---------- Texto de leitura ----------

Neste artigo, fica facultado ao poder público municipal exigir do proprietário do solo urbano não edificado, subutilizado ou não utilizado que promova seu adequado aproveitamento, tendo inclusive o poder de desapropriação (Constituição Federal de 1988). A lei 10.257 de 2001, também chamada de Estatuto das Cidades, regulamenta os artigos 182 e 183 da Constituição Federal de 1988 e garante o direito a cidades sustentáveis, à terra urbana, à moradia, ao saneamento ambiental, infraestrutura urbana, transporte, trabalho, lazer, para as presentes e futuras gerações; gestão democrática por meio da participação popular e de associações representativas dos vários segmentos da comunidade. No entanto, as conquistas legais não representaram uma mudança substancial na realidade urbana brasileira, notadamente marcada pela segregação socioespacial e pelas desigualdades metropolitanas e regionais (Ferreira, 2012).

Além disso, as leis federais n° 11.124/2005 e 11.888/2008 tratam, respectivamente, do Sistema Nacional de Habitação de Interesse Social (SNHIS), criando o Fundo Nacional de Habitação de Interesse Social (FNHIS) e asseguram às famílias de baixa renda assistência técnica pública e gratuita para o projeto e a construção de habitação de interesse social.

É nesse contexto de consolidação das lutas por direito à moradia que, em 23 de abril de 2009, o então prefeito de Osasco, Emídio de Souza, filiado ao Partido dos Trabalhadores (PT), assinou o termo de adesão ao Programa do Governo Federal Minha Casa, Minha Vida, que prevê subsídios e financiamentos para a construção de um milhão de moradias para famílias com renda de zero a 10 salários mínimos.

----------

— Objetivo —
Reescreva o trecho do texto sobre o direito à moradia que começa nas palavras "Além disso, as" e termina após "de interesse social.", substituindo "baixa renda" por "menor renda".

---------- Listagem extraída ----------

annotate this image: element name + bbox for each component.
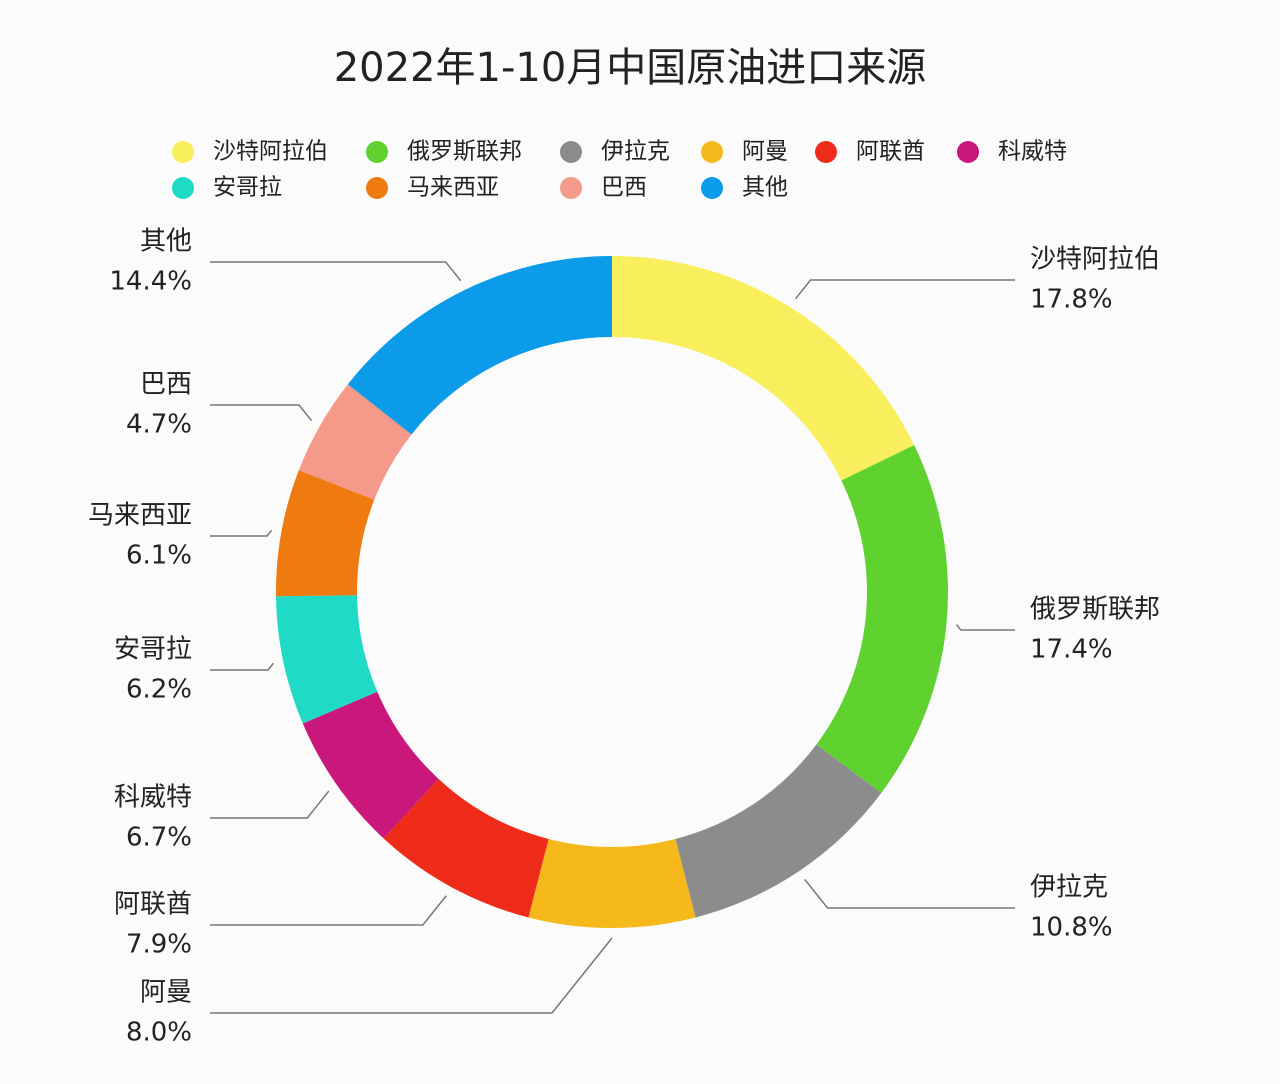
value-label: 10.8% [1030, 913, 1113, 943]
donut-slice [612, 256, 915, 481]
slice-label: 伊拉克 [1030, 873, 1108, 903]
legend-label: 安哥拉 [213, 175, 282, 201]
slice-label: 阿曼 [140, 978, 192, 1008]
leader-line [210, 261, 462, 282]
value-label: 4.7% [126, 410, 192, 440]
legend-label: 俄罗斯联邦 [407, 139, 522, 165]
legend-marker [560, 177, 582, 199]
donut-slice [276, 595, 378, 724]
legend-marker [172, 177, 194, 199]
legend-marker [815, 141, 837, 163]
donut-slice [816, 445, 948, 793]
leader-line [804, 878, 1015, 909]
donut-slice [528, 838, 696, 929]
value-label: 8.0% [126, 1018, 192, 1048]
slice-label: 沙特阿拉伯 [1030, 245, 1160, 275]
legend-marker [172, 141, 194, 163]
chart-title: 2022年1-10月中国原油进口来源 [334, 45, 927, 91]
leader-line [210, 895, 447, 926]
leader-line [794, 279, 1015, 300]
value-label: 14.4% [109, 267, 192, 297]
legend-label: 沙特阿拉伯 [213, 139, 328, 165]
legend-marker [366, 177, 388, 199]
value-label: 6.1% [126, 541, 192, 571]
legend-label: 阿联酋 [856, 139, 925, 165]
slice-label: 科威特 [114, 783, 192, 813]
legend-marker [701, 177, 723, 199]
slice-label: 巴西 [140, 370, 192, 400]
leader-line [955, 624, 1015, 631]
slice-label: 阿联酋 [114, 890, 192, 920]
donut-slice [383, 778, 549, 918]
slice-label: 安哥拉 [114, 635, 192, 665]
legend-label: 伊拉克 [601, 139, 670, 165]
slice-label: 俄罗斯联邦 [1030, 595, 1160, 625]
legend-label: 科威特 [998, 139, 1067, 165]
value-label: 17.8% [1030, 285, 1113, 315]
legend-marker [560, 141, 582, 163]
leader-line [210, 790, 330, 819]
donut-slice [302, 691, 439, 839]
slice-label: 其他 [140, 227, 192, 257]
leader-line [210, 404, 313, 422]
legend-label: 阿曼 [742, 139, 788, 165]
leader-line [210, 662, 274, 671]
leader-line [210, 937, 613, 1014]
legend-label: 其他 [742, 175, 788, 201]
slice-label: 马来西亚 [88, 501, 192, 531]
legend-label: 马来西亚 [407, 175, 499, 201]
donut-slice [675, 744, 882, 918]
value-label: 17.4% [1030, 635, 1113, 665]
legend-label: 巴西 [601, 175, 647, 201]
value-label: 7.9% [126, 930, 192, 960]
value-label: 6.7% [126, 823, 192, 853]
donut-slice [275, 470, 375, 597]
donut-slice [298, 384, 412, 500]
legend-marker [701, 141, 723, 163]
legend-marker [957, 141, 979, 163]
donut-slice [347, 256, 612, 435]
legend-marker [366, 141, 388, 163]
value-label: 6.2% [126, 675, 192, 705]
leader-line [210, 529, 273, 537]
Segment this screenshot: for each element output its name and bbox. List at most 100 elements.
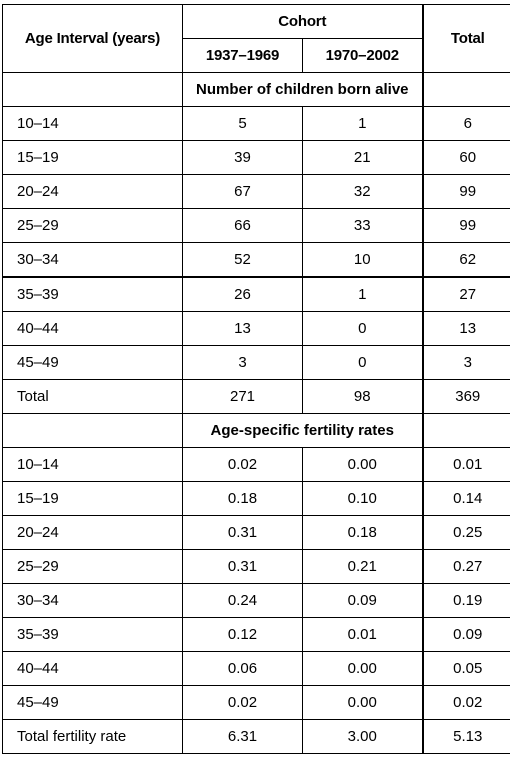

----------

— Resolução —
Além disso, as leis federais n° 11.124/2005 e 11.888/2008 tratam, respectivamente, do Sistema Nacional de Habitação de Interesse Social (SNHIS), criando o Fundo Nacional de Habitação de Interesse Social (FNHIS) e asseguram às famílias de menor renda assistência técnica pública e gratuita para o projeto e a construção de habitação de interesse social.